### What you need to do
Each line below should be reproduced without any alteration.

☆ ☆ ☆

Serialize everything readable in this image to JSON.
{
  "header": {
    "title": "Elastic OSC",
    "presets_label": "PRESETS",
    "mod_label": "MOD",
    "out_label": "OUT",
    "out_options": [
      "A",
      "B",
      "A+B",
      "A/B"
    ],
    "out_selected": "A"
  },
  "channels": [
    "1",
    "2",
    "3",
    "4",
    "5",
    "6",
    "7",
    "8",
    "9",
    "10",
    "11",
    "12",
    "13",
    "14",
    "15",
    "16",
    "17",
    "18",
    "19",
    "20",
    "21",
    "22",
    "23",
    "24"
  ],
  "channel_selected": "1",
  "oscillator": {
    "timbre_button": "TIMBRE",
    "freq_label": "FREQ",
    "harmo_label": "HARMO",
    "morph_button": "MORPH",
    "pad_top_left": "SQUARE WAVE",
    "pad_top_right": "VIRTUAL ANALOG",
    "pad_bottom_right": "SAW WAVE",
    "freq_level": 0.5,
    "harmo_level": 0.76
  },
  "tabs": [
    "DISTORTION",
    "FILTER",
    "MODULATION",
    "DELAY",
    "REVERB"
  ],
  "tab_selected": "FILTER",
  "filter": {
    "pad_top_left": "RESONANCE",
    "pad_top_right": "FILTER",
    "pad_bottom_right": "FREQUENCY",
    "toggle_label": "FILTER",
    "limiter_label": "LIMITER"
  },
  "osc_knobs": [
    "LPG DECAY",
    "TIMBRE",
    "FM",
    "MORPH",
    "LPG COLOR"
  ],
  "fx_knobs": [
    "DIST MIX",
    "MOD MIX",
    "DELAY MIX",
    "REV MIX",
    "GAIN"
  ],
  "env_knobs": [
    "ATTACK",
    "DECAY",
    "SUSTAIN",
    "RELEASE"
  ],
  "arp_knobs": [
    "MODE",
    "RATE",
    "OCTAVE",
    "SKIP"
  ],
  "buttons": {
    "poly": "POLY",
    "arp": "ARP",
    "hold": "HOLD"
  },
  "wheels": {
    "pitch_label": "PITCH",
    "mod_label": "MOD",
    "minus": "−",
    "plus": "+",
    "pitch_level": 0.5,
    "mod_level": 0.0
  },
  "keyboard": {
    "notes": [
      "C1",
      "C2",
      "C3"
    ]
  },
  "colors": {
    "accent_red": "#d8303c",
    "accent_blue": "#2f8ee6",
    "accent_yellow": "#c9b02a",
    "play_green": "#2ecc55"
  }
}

☆ ☆ ☆

### Task result
Serialize everything readable in this image to JSON.
{
  "header": {
    "title": "Elastic OSC",
    "presets_label": "PRESETS",
    "mod_label": "MOD",
    "out_label": "OUT",
    "out_options": [
      "A",
      "B",
      "A+B",
      "A/B"
    ],
    "out_selected": "A"
  },
  "channels": [
    "1",
    "2",
    "3",
    "4",
    "5",
    "6",
    "7",
    "8",
    "9",
    "10",
    "11",
    "12",
    "13",
    "14",
    "15",
    "16",
    "17",
    "18",
    "19",
    "20",
    "21",
    "22",
    "23",
    "24"
  ],
  "channel_selected": "1",
  "oscillator": {
    "timbre_button": "TIMBRE",
    "freq_label": "FREQ",
    "harmo_label": "HARMO",
    "morph_button": "MORPH",
    "pad_top_left": "SQUARE WAVE",
    "pad_top_right": "VIRTUAL ANALOG",
    "pad_bottom_right": "SAW WAVE",
    "freq_level": 0.5,
    "harmo_level": 0.76
  },
  "tabs": [
    "DISTORTION",
    "FILTER",
    "MODULATION",
    "DELAY",
    "REVERB"
  ],
  "tab_selected": "FILTER",
  "filter": {
    "pad_top_left": "RESONANCE",
    "pad_top_right": "FILTER",
    "pad_bottom_right": "FREQUENCY",
    "toggle_label": "FILTER",
    "limiter_label": "LIMITER"
  },
  "osc_knobs": [
    "LPG DECAY",
    "TIMBRE",
    "FM",
    "MORPH",
    "LPG COLOR"
  ],
  "fx_knobs": [
    "DIST MIX",
    "MOD MIX",
    "DELAY MIX",
    "REV MIX",
    "GAIN"
  ],
  "env_knobs": [
    "ATTACK",
    "DECAY",
    "SUSTAIN",
    "RELEASE"
  ],
  "arp_knobs": [
    "MODE",
    "RATE",
    "OCTAVE",
    "SKIP"
  ],
  "buttons": {
    "poly": "POLY",
    "arp": "ARP",
    "hold": "HOLD"
  },
  "wheels": {
    "pitch_label": "PITCH",
    "mod_label": "MOD",
    "minus": "−",
    "plus": "+",
    "pitch_level": 0.5,
    "mod_level": 0.0
  },
  "keyboard": {
    "notes": [
      "C1",
      "C2",
      "C3"
    ]
  },
  "colors": {
    "accent_red": "#d8303c",
    "accent_blue": "#2f8ee6",
    "accent_yellow": "#c9b02a",
    "play_green": "#2ecc55"
  }
}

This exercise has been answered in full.